EXERCISE DESCRIPTION = Write out the full listing exactly as given, minus the images.

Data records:
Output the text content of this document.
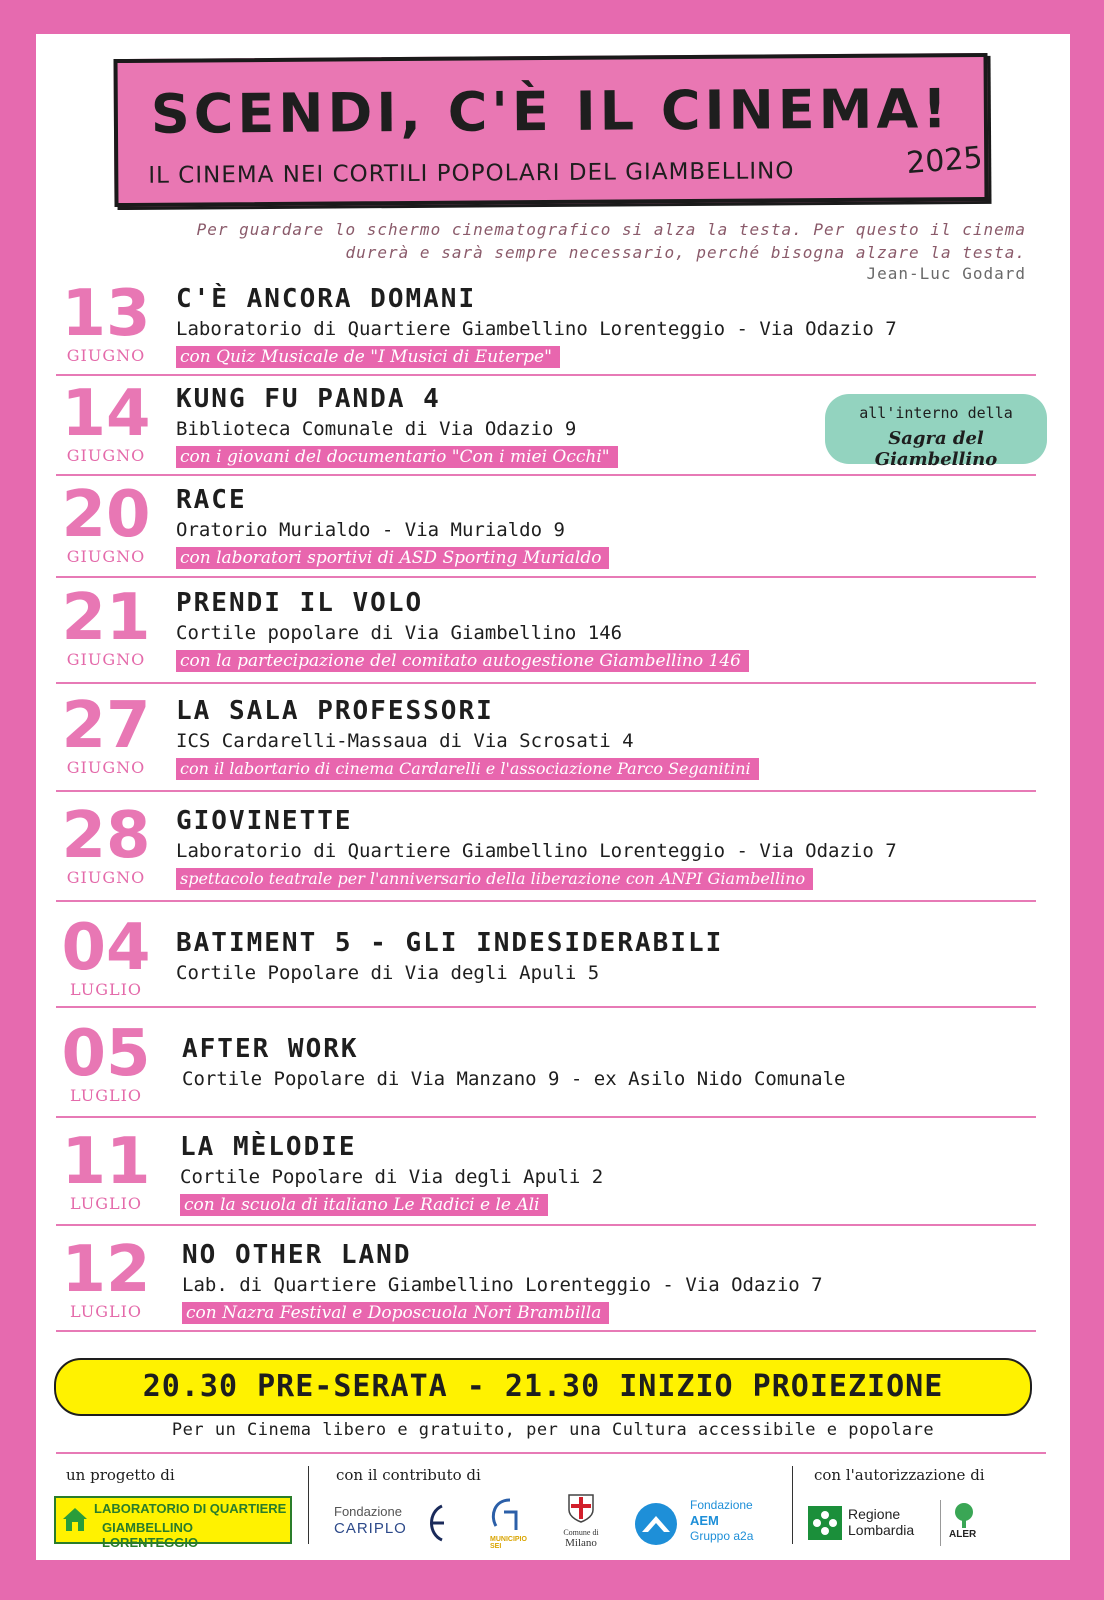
SCENDI, C'È IL CINEMA!
IL CINEMA NEI CORTILI POPOLARI DEL GIAMBELLINO	2025
Per guardare lo schermo cinematografico si alza la testa. Per questo il cinema
durerà e sarà sempre necessario, perché bisogna alzare la testa.
Jean-Luc Godard
13
GIUGNO
C'È ANCORA DOMANI
Laboratorio di Quartiere Giambellino Lorenteggio - Via Odazio 7
con Quiz Musicale de "I Musici di Euterpe"
14
GIUGNO
KUNG FU PANDA 4
Biblioteca Comunale di Via Odazio 9
con i giovani del documentario "Con i miei Occhi"
all'interno della
Sagra del Giambellino
20
GIUGNO
RACE
Oratorio Murialdo - Via Murialdo 9
con laboratori sportivi di ASD Sporting Murialdo
21
GIUGNO
PRENDI IL VOLO
Cortile popolare di Via Giambellino 146
con la partecipazione del comitato autogestione Giambellino 146
27
GIUGNO
LA SALA PROFESSORI
ICS Cardarelli-Massaua di Via Scrosati 4
con il labortario di cinema Cardarelli e l'associazione Parco Seganitini
28
GIUGNO
GIOVINETTE
Laboratorio di Quartiere Giambellino Lorenteggio - Via Odazio 7
spettacolo teatrale per l'anniversario della liberazione con ANPI Giambellino
04
LUGLIO
BATIMENT 5 - GLI INDESIDERABILI
Cortile Popolare di Via degli Apuli 5
05
LUGLIO
AFTER WORK
Cortile Popolare di Via Manzano 9 - ex Asilo Nido Comunale
11
LUGLIO
LA MÈLODIE
Cortile Popolare di Via degli Apuli 2
con la scuola di italiano Le Radici e le Ali
12
LUGLIO
NO OTHER LAND
Lab. di Quartiere Giambellino Lorenteggio - Via Odazio 7
con Nazra Festival e Doposcuola Nori Brambilla
20.30 PRE-SERATA - 21.30 INIZIO PROIEZIONE
Per un Cinema libero e gratuito, per una Cultura accessibile e popolare
un progetto di	con il contributo di	con l'autorizzazione di
LABORATORIO DI QUARTIERE
GIAMBELLINO LORENTEGGIO
Fondazione
CARIPLO
MUNICIPIO SEI
Comune di
Milano
Fondazione
AEM
Gruppo a2a
Regione
Lombardia	ALER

EXERCISE RESULT =
Output the text content of this document.
SCENDI, C'È IL CINEMA!
IL CINEMA NEI CORTILI POPOLARI DEL GIAMBELLINO	2025
Per guardare lo schermo cinematografico si alza la testa. Per questo il cinema
durerà e sarà sempre necessario, perché bisogna alzare la testa.
Jean-Luc Godard
13
GIUGNO
C'È ANCORA DOMANI
Laboratorio di Quartiere Giambellino Lorenteggio - Via Odazio 7
con Quiz Musicale de "I Musici di Euterpe"
14
GIUGNO
KUNG FU PANDA 4
Biblioteca Comunale di Via Odazio 9
con i giovani del documentario "Con i miei Occhi"
all'interno della
Sagra del Giambellino
20
GIUGNO
RACE
Oratorio Murialdo - Via Murialdo 9
con laboratori sportivi di ASD Sporting Murialdo
21
GIUGNO
PRENDI IL VOLO
Cortile popolare di Via Giambellino 146
con la partecipazione del comitato autogestione Giambellino 146
27
GIUGNO
LA SALA PROFESSORI
ICS Cardarelli-Massaua di Via Scrosati 4
con il labortario di cinema Cardarelli e l'associazione Parco Seganitini
28
GIUGNO
GIOVINETTE
Laboratorio di Quartiere Giambellino Lorenteggio - Via Odazio 7
spettacolo teatrale per l'anniversario della liberazione con ANPI Giambellino
04
LUGLIO
BATIMENT 5 - GLI INDESIDERABILI
Cortile Popolare di Via degli Apuli 5
05
LUGLIO
AFTER WORK
Cortile Popolare di Via Manzano 9 - ex Asilo Nido Comunale
11
LUGLIO
LA MÈLODIE
Cortile Popolare di Via degli Apuli 2
con la scuola di italiano Le Radici e le Ali
12
LUGLIO
NO OTHER LAND
Lab. di Quartiere Giambellino Lorenteggio - Via Odazio 7
con Nazra Festival e Doposcuola Nori Brambilla
20.30 PRE-SERATA - 21.30 INIZIO PROIEZIONE
Per un Cinema libero e gratuito, per una Cultura accessibile e popolare
un progetto di	con il contributo di	con l'autorizzazione di
LABORATORIO DI QUARTIERE
GIAMBELLINO LORENTEGGIO
Fondazione
CARIPLO
MUNICIPIO SEI
Comune di
Milano
Fondazione
AEM
Gruppo a2a
Regione
Lombardia	ALER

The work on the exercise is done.